• [Questões e tarefas]:
[a] No texto sobre a criação de pássaros e o tráfico de animais silvestres, quantas anilhas o Ibama autoriza por animal?
[b] Dê continuidade ao texto sobre a criação de pássaros e o tráfico de animais silvestres a partir da última frase apresentada.

O detalhe triste é que pesquisadores concluíram que a criação legalizada vem contribuindo com o tráfico de animais silvestres. As irregularidades atingem parte do total de criadores autorizados, sendo que cada um possui em média 20 pássaros, o que dá um total de aproximadamente 8 milhões de aves em cativeiro. O Ibama autoriza apenas uma anilha por animal. Para aumentar a quantidade de animais, os criadores falsificam anilhas com a mesma numeração e, para não levantar suspeitas, trocam esses animais entre si. Ou seja, a mesma numeração pode estar espalhada em mais de um criadouro, com diferentes passarinhos, dando uma aparência de legalidade a um animal capturado de maneira criminosa.

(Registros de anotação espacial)
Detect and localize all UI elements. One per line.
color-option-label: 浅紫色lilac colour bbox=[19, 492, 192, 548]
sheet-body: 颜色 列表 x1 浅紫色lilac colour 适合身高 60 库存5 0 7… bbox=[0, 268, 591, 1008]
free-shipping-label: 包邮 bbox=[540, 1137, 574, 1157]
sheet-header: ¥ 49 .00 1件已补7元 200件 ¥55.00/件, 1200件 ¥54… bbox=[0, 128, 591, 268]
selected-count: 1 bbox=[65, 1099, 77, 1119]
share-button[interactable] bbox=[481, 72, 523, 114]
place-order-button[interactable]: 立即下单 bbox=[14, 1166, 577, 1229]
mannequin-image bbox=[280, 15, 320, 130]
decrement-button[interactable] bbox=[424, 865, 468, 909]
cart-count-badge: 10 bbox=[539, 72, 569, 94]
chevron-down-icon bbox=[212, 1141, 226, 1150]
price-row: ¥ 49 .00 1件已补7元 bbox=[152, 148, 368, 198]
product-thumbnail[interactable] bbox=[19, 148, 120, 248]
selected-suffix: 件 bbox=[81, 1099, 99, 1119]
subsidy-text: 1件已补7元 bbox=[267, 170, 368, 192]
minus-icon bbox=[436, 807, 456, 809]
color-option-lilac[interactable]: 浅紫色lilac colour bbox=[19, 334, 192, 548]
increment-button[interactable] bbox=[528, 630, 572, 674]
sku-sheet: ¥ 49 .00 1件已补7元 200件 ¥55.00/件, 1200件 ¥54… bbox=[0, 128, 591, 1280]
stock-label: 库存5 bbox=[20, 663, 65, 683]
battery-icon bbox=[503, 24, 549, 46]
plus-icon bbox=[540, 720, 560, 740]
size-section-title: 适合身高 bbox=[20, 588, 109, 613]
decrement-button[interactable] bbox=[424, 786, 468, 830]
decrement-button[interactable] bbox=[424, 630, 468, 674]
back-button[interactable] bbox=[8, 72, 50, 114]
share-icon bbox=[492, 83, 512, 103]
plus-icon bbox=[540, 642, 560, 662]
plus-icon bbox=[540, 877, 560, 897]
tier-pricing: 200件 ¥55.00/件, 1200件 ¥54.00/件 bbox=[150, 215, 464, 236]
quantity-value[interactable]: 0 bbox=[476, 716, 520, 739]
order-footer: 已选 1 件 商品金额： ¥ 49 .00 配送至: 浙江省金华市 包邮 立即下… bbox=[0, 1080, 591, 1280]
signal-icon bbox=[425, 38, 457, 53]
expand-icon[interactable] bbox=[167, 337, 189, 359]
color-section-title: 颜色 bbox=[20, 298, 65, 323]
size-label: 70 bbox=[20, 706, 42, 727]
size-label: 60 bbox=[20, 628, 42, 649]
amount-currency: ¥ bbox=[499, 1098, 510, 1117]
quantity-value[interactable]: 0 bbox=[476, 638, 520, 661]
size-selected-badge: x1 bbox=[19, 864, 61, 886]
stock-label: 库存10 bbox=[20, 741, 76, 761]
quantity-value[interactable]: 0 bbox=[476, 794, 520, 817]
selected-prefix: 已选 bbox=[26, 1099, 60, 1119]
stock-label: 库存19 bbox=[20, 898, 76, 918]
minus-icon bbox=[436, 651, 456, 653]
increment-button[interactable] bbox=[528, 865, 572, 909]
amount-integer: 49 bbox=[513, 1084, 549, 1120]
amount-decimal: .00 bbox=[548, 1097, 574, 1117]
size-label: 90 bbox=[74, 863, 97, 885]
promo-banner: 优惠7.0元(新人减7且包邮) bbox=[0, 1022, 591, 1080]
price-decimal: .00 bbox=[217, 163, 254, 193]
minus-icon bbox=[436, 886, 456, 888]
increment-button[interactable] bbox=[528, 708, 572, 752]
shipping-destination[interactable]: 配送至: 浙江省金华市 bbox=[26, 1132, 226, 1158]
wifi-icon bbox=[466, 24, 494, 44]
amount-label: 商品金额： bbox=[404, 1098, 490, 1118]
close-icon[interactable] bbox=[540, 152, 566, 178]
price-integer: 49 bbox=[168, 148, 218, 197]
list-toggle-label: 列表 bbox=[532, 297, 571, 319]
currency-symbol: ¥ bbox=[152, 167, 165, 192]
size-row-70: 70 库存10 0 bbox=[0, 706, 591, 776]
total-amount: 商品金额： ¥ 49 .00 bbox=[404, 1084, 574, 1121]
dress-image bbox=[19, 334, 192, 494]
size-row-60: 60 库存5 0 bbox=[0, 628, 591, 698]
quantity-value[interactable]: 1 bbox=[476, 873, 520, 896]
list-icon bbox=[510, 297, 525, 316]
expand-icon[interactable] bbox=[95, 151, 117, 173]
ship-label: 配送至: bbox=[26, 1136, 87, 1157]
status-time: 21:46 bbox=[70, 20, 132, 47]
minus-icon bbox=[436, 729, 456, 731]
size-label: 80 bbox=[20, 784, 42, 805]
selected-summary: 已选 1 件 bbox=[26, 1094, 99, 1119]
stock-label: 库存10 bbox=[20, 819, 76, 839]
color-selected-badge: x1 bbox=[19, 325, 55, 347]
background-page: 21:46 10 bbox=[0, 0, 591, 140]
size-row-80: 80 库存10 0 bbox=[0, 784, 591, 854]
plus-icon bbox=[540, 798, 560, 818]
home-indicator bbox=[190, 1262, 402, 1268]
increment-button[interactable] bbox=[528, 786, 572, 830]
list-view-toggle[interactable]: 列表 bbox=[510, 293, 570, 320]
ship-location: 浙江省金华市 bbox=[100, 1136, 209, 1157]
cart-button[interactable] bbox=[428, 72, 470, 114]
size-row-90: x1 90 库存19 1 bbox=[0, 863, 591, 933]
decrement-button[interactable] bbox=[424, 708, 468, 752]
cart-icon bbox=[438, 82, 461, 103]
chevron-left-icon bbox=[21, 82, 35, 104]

...

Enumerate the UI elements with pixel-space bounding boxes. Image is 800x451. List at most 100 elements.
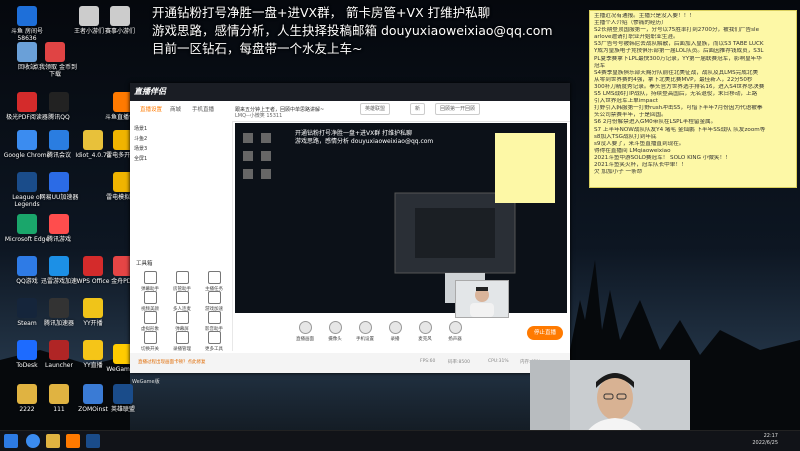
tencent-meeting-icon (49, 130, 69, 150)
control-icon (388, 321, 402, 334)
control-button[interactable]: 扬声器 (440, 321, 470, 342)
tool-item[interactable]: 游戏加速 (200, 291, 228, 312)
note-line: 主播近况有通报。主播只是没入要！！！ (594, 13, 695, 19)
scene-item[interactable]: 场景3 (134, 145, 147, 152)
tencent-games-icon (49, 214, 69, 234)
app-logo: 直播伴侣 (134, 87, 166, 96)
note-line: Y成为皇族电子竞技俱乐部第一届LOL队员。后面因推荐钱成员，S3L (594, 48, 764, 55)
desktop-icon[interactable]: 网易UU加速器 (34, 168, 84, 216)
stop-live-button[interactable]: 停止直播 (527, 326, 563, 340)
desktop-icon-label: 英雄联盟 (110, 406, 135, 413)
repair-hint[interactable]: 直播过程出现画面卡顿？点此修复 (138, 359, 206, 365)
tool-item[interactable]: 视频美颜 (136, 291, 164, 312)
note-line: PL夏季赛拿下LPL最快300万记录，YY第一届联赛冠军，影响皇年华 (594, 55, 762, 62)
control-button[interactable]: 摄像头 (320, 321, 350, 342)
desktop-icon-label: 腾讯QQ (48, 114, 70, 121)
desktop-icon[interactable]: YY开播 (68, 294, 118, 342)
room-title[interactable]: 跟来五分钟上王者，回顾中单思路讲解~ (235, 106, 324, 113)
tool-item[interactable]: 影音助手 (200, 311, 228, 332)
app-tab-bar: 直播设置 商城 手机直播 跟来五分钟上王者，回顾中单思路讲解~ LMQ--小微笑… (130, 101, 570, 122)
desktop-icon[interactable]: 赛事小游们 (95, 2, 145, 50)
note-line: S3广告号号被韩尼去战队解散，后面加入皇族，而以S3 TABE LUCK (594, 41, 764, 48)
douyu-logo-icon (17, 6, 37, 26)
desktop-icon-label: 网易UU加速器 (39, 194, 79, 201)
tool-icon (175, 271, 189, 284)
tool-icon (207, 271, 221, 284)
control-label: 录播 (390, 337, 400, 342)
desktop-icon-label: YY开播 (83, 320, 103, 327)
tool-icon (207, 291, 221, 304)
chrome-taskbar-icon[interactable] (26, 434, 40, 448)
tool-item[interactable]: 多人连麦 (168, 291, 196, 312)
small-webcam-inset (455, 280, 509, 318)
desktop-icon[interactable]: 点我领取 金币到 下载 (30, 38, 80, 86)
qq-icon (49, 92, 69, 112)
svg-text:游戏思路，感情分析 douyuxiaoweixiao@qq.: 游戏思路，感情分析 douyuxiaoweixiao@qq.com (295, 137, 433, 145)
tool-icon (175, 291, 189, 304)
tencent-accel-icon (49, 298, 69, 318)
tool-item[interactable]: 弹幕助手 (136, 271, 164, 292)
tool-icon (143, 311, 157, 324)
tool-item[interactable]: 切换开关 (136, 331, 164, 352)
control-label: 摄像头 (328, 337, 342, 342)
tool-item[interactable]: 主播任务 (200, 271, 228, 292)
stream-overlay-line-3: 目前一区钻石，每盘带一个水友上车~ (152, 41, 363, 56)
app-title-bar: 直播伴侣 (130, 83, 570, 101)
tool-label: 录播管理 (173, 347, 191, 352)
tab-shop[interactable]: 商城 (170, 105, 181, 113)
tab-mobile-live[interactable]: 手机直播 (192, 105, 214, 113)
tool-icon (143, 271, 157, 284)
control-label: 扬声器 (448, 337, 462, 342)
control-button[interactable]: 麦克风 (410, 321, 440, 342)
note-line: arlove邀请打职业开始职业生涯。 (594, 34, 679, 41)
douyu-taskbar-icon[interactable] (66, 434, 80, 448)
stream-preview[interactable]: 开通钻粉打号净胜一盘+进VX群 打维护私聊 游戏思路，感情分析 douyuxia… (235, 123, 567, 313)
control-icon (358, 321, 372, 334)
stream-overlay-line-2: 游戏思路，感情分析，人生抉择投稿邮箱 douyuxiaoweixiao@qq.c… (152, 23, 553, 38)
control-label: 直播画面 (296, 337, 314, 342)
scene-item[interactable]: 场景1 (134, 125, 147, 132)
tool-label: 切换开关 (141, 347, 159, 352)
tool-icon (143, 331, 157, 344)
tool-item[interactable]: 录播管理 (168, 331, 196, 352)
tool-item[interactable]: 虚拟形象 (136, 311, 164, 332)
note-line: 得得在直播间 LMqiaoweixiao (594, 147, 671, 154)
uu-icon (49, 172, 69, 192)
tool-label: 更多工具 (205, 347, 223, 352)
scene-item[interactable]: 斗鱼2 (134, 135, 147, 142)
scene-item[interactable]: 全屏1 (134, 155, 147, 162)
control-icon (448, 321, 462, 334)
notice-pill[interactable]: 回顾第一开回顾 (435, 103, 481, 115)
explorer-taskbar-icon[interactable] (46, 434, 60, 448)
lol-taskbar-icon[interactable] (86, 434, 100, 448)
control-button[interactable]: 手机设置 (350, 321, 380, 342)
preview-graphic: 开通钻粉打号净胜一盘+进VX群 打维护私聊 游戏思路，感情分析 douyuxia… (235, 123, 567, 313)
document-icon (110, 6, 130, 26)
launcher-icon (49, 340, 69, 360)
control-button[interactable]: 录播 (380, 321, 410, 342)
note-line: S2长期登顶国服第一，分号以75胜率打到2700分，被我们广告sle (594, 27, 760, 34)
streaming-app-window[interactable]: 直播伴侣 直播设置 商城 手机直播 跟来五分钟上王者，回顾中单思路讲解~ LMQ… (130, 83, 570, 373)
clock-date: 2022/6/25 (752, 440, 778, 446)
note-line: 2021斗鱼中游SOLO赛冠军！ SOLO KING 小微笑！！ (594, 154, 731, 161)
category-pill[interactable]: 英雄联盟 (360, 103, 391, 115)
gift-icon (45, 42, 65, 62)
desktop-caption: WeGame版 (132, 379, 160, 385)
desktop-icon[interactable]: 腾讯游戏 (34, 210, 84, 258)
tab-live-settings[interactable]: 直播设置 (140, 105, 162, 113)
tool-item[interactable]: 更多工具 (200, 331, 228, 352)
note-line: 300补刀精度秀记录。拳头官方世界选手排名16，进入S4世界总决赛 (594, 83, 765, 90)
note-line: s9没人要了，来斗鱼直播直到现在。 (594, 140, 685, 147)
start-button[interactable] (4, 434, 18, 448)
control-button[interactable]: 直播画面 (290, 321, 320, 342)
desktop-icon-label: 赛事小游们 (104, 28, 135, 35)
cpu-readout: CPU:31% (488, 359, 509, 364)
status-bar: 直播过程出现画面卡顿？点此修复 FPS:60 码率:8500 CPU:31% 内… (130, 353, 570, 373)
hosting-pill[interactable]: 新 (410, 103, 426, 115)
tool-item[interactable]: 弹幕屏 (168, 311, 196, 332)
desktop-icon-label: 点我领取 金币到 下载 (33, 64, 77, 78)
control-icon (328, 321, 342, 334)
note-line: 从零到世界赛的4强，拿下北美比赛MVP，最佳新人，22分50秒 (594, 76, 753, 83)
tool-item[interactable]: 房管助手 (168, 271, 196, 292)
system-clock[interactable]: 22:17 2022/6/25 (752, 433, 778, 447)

• [Respostas esperadas]:
[a] Apenas uma anilha por animal.

[b]
“A maior parte dos animais apreendidos na região tem como destino o Rio de Janeiro, mas existe também uma demanda muito grande por parte dos mineiros para aquisição de animais silvestres. Nordeste, Pantanal, Mato Grosso do Sul são áreas de muitos ninhos, as quais são mapeadas pelos traficantes. Eles esperam o mês de outubro para a eclosão dos ovos, para os filhotes serem capturados e vendidos”, afirma o chefe da unidade técnica do Ibama em Juiz de Fora, Luiz Binatti. Ele salienta: “Tem muito mercado o Canarinho da terra para briga, situação muito comum no Nordeste, mas é uma prática que também existe em Minas. É um mercado muito lucrativo.”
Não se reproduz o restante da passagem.